### Written exercise
Scan the material and copy every line in which "Bewusstlosigkeit" appears.

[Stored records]
========================================

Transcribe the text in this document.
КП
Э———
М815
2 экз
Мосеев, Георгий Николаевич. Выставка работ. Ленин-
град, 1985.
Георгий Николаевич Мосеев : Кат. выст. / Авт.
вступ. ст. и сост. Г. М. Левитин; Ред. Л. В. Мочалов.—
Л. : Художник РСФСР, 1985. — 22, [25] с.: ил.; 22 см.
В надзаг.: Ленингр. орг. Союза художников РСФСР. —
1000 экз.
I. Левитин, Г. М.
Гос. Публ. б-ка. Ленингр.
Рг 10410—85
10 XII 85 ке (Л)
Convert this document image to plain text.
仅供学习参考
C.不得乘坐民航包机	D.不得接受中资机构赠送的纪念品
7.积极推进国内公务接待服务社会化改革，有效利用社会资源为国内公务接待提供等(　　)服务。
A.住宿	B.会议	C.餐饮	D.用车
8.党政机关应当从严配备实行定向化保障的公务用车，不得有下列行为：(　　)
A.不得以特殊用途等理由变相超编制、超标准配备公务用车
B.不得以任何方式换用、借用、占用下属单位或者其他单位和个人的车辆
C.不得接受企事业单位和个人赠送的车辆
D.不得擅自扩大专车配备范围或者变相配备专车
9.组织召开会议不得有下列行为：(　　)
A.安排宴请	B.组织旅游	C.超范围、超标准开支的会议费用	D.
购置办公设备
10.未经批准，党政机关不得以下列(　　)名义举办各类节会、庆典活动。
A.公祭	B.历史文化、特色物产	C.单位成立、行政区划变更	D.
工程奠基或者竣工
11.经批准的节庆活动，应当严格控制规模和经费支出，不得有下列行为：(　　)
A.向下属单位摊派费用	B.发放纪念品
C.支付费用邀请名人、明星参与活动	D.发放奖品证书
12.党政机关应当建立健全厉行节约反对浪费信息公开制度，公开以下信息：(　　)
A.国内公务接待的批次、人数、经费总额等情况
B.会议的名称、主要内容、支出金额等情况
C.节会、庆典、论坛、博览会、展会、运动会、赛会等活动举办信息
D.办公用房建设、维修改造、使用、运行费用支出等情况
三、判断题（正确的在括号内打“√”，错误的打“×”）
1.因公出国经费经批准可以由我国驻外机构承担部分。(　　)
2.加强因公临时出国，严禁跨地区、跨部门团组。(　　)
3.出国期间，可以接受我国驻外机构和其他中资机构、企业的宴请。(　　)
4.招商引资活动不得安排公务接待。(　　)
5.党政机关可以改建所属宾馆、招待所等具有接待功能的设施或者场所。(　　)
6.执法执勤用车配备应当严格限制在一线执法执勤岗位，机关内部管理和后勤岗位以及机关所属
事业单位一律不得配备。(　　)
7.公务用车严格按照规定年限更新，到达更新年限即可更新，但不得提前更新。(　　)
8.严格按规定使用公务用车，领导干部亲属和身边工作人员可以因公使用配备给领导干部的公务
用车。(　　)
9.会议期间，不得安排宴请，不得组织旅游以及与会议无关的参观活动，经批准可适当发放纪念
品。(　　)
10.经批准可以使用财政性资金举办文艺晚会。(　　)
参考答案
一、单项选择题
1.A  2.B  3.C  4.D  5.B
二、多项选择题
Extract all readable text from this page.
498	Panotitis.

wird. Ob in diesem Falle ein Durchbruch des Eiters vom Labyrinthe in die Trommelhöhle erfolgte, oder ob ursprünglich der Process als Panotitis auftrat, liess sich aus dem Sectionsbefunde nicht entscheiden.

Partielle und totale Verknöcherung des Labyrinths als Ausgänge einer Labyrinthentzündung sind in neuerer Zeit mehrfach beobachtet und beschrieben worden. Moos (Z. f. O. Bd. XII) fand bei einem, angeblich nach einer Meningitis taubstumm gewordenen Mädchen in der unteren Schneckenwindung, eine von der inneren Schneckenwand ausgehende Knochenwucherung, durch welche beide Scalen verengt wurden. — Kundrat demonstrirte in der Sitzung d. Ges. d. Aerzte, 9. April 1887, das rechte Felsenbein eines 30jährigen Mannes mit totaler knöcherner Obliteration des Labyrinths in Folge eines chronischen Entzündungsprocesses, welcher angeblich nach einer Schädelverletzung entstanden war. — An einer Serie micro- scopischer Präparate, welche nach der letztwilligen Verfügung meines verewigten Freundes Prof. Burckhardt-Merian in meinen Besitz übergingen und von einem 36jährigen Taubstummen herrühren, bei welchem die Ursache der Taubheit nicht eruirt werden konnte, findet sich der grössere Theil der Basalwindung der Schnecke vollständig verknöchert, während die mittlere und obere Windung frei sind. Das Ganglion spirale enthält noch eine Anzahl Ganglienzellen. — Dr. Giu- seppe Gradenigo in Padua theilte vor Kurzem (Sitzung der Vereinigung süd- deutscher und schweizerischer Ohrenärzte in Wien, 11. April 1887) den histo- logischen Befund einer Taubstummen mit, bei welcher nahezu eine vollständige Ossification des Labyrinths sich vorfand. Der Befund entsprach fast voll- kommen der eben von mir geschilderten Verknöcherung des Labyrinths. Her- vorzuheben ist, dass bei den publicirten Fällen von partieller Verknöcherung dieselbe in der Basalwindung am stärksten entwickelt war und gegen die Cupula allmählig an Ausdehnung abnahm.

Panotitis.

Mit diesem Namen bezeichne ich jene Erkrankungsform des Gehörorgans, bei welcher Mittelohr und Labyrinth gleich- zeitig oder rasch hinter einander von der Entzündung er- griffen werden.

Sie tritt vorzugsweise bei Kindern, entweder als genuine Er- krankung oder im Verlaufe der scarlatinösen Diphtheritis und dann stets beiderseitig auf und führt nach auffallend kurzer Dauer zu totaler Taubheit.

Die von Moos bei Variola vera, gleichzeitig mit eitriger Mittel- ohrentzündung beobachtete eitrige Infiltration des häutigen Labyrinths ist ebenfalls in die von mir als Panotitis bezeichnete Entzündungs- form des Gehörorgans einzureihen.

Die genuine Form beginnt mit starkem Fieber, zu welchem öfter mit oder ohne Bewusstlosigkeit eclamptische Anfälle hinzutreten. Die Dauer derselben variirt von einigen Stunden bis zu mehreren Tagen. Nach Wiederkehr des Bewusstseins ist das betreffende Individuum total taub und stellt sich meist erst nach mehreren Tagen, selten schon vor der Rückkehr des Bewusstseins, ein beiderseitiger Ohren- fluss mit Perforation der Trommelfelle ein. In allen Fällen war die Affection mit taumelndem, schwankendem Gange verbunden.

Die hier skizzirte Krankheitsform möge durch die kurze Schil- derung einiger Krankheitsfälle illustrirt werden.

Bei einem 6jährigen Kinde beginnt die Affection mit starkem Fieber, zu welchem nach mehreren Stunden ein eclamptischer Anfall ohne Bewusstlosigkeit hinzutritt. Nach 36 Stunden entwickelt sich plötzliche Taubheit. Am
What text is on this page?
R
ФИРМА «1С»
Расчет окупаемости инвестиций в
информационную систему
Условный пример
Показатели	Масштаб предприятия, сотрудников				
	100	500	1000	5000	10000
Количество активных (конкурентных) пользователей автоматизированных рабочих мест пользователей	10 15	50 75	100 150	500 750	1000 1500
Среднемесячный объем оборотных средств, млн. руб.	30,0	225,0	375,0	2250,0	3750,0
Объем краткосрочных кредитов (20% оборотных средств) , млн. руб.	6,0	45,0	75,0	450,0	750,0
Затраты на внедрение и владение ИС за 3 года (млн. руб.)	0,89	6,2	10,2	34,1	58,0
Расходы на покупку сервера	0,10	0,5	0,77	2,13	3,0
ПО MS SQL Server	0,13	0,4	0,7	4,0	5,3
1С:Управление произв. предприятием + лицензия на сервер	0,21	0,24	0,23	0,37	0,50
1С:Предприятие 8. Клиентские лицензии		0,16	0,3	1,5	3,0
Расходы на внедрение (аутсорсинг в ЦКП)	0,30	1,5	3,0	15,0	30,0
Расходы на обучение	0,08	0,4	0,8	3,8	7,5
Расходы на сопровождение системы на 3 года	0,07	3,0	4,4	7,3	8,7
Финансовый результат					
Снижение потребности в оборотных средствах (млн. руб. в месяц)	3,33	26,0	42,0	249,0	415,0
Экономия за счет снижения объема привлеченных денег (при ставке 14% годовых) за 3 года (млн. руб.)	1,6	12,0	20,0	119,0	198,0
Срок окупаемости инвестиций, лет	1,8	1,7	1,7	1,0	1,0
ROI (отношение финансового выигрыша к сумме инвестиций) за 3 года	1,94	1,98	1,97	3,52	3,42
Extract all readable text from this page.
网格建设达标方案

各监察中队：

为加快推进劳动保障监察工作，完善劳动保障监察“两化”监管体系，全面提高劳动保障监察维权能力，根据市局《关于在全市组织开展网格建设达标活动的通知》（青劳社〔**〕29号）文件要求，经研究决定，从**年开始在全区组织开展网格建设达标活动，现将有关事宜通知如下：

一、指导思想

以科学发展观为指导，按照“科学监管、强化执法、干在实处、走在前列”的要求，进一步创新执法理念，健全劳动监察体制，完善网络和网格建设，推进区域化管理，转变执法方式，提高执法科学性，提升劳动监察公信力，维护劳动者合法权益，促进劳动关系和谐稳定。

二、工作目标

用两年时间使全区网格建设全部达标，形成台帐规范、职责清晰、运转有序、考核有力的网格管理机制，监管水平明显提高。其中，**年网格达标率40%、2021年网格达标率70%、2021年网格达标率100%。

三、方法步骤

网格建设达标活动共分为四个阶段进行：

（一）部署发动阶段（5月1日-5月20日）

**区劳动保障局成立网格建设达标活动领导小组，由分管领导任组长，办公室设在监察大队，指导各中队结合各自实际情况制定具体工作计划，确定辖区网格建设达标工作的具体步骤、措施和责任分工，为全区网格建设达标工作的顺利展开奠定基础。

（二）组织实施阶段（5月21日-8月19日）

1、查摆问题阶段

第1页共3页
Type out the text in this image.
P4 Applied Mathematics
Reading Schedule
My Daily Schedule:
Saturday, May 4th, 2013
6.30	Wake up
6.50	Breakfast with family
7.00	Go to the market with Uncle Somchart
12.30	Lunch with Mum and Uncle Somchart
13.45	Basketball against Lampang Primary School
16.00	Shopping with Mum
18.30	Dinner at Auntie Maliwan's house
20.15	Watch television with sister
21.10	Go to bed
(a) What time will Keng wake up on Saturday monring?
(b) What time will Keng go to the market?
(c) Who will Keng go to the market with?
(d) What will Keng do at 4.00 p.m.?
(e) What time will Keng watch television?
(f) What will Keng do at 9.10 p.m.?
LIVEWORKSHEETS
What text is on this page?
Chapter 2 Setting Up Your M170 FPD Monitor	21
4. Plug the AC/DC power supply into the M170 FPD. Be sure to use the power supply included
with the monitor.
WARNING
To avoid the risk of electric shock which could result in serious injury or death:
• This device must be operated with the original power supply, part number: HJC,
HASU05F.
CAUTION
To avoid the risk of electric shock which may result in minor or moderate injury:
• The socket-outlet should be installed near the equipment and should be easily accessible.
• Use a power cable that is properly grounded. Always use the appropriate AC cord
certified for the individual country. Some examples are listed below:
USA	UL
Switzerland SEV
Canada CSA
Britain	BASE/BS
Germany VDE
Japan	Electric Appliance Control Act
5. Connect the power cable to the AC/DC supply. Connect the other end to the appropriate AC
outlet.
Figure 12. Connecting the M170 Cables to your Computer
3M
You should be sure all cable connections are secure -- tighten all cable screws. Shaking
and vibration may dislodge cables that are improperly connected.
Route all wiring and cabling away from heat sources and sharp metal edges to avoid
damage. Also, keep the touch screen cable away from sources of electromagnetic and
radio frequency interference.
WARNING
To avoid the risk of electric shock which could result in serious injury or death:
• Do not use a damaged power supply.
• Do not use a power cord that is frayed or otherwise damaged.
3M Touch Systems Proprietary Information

========================================

### Correct output
Die genuine Form beginnt mit starkem Fieber, zu welchem öfter mit oder ohne Bewusstlosigkeit eclamptische Anfälle hinzutreten. Die Dauer derselben variirt von einigen Stunden bis zu mehreren Tagen. Nach Wiederkehr des Bewusstseins ist das betreffende Individuum total taub und stellt sich meist erst nach mehreren Tagen, selten schon vor der Rückkehr des Bewusstseins, ein beiderseitiger Ohren- fluss mit Perforation der Trommelfelle ein. In allen Fällen war die Affection mit taumelndem, schwankendem Gange verbunden.
Bei einem 6jährigen Kinde beginnt die Affection mit starkem Fieber, zu welchem nach mehreren Stunden ein eclamptischer Anfall ohne Bewusstlosigkeit hinzutritt. Nach 36 Stunden entwickelt sich plötzliche Taubheit. Am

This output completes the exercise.